» WHAT THE TASK REQUIRES
Every entry needs to be printed exactly, please.

--- start ---

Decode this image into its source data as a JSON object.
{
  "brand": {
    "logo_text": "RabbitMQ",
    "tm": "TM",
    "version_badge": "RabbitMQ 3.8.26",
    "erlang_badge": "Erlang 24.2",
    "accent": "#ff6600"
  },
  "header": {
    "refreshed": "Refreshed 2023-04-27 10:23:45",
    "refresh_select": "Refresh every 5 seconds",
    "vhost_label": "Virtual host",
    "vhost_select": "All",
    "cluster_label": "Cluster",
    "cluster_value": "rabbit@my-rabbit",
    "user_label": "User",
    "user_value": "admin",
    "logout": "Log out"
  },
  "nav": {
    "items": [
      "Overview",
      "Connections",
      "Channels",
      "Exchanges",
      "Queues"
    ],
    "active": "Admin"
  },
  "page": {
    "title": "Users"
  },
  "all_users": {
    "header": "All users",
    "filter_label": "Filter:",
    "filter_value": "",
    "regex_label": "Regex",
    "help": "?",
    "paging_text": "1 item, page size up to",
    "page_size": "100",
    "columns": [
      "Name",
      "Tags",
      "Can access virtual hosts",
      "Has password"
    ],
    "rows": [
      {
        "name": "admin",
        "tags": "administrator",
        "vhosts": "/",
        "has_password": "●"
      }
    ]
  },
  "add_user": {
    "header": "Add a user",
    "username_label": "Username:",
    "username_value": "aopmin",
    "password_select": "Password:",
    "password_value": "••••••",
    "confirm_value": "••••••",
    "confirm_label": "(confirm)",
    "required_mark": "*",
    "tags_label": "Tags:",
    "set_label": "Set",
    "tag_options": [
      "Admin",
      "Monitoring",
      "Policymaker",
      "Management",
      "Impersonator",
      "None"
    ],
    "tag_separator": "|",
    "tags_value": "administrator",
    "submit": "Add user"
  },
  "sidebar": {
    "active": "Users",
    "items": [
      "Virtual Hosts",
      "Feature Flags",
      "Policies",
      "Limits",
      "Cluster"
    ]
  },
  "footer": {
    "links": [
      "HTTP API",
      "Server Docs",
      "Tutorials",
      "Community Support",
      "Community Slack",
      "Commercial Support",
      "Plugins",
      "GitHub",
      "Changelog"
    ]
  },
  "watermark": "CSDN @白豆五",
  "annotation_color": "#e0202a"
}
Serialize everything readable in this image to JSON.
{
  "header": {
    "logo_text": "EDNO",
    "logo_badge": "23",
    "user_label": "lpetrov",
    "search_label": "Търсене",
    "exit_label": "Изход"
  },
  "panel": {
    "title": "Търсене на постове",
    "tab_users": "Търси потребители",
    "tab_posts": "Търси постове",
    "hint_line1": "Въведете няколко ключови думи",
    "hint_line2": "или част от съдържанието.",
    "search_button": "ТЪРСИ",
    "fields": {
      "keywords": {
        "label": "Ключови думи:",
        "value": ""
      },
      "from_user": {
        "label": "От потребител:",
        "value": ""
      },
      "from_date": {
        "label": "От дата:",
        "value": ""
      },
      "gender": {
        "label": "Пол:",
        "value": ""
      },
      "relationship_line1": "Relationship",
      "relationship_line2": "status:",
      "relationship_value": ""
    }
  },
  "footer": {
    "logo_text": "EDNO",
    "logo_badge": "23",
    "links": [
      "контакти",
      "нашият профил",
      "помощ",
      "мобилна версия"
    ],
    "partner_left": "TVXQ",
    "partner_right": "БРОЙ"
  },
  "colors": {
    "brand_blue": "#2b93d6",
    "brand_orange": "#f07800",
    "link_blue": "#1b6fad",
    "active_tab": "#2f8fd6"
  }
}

--- end ---

» RESULT OF THIS EXERCISE
Decode this image into its source data as a JSON object.
{
  "brand": {
    "logo_text": "RabbitMQ",
    "tm": "TM",
    "version_badge": "RabbitMQ 3.8.26",
    "erlang_badge": "Erlang 24.2",
    "accent": "#ff6600"
  },
  "header": {
    "refreshed": "Refreshed 2023-04-27 10:23:45",
    "refresh_select": "Refresh every 5 seconds",
    "vhost_label": "Virtual host",
    "vhost_select": "All",
    "cluster_label": "Cluster",
    "cluster_value": "rabbit@my-rabbit",
    "user_label": "User",
    "user_value": "admin",
    "logout": "Log out"
  },
  "nav": {
    "items": [
      "Overview",
      "Connections",
      "Channels",
      "Exchanges",
      "Queues"
    ],
    "active": "Admin"
  },
  "page": {
    "title": "Users"
  },
  "all_users": {
    "header": "All users",
    "filter_label": "Filter:",
    "filter_value": "",
    "regex_label": "Regex",
    "help": "?",
    "paging_text": "1 item, page size up to",
    "page_size": "100",
    "columns": [
      "Name",
      "Tags",
      "Can access virtual hosts",
      "Has password"
    ],
    "rows": [
      {
        "name": "admin",
        "tags": "administrator",
        "vhosts": "/",
        "has_password": "●"
      }
    ]
  },
  "add_user": {
    "header": "Add a user",
    "username_label": "Username:",
    "username_value": "aopmin",
    "password_select": "Password:",
    "password_value": "••••••",
    "confirm_value": "••••••",
    "confirm_label": "(confirm)",
    "required_mark": "*",
    "tags_label": "Tags:",
    "set_label": "Set",
    "tag_options": [
      "Admin",
      "Monitoring",
      "Policymaker",
      "Management",
      "Impersonator",
      "None"
    ],
    "tag_separator": "|",
    "tags_value": "administrator",
    "submit": "Add user"
  },
  "sidebar": {
    "active": "Users",
    "items": [
      "Virtual Hosts",
      "Feature Flags",
      "Policies",
      "Limits",
      "Cluster"
    ]
  },
  "footer": {
    "links": [
      "HTTP API",
      "Server Docs",
      "Tutorials",
      "Community Support",
      "Community Slack",
      "Commercial Support",
      "Plugins",
      "GitHub",
      "Changelog"
    ]
  },
  "watermark": "CSDN @白豆五",
  "annotation_color": "#e0202a"
}
Serialize everything readable in this image to JSON.
{
  "header": {
    "logo_text": "EDNO",
    "logo_badge": "23",
    "user_label": "lpetrov",
    "search_label": "Търсене",
    "exit_label": "Изход"
  },
  "panel": {
    "title": "Търсене на постове",
    "tab_users": "Търси потребители",
    "tab_posts": "Търси постове",
    "hint_line1": "Въведете няколко ключови думи",
    "hint_line2": "или част от съдържанието.",
    "search_button": "ТЪРСИ",
    "fields": {
      "keywords": {
        "label": "Ключови думи:",
        "value": ""
      },
      "from_user": {
        "label": "От потребител:",
        "value": ""
      },
      "from_date": {
        "label": "От дата:",
        "value": ""
      },
      "gender": {
        "label": "Пол:",
        "value": ""
      },
      "relationship_line1": "Relationship",
      "relationship_line2": "status:",
      "relationship_value": ""
    }
  },
  "footer": {
    "logo_text": "EDNO",
    "logo_badge": "23",
    "links": [
      "контакти",
      "нашият профил",
      "помощ",
      "мобилна версия"
    ],
    "partner_left": "TVXQ",
    "partner_right": "БРОЙ"
  },
  "colors": {
    "brand_blue": "#2b93d6",
    "brand_orange": "#f07800",
    "link_blue": "#1b6fad",
    "active_tab": "#2f8fd6"
  }
}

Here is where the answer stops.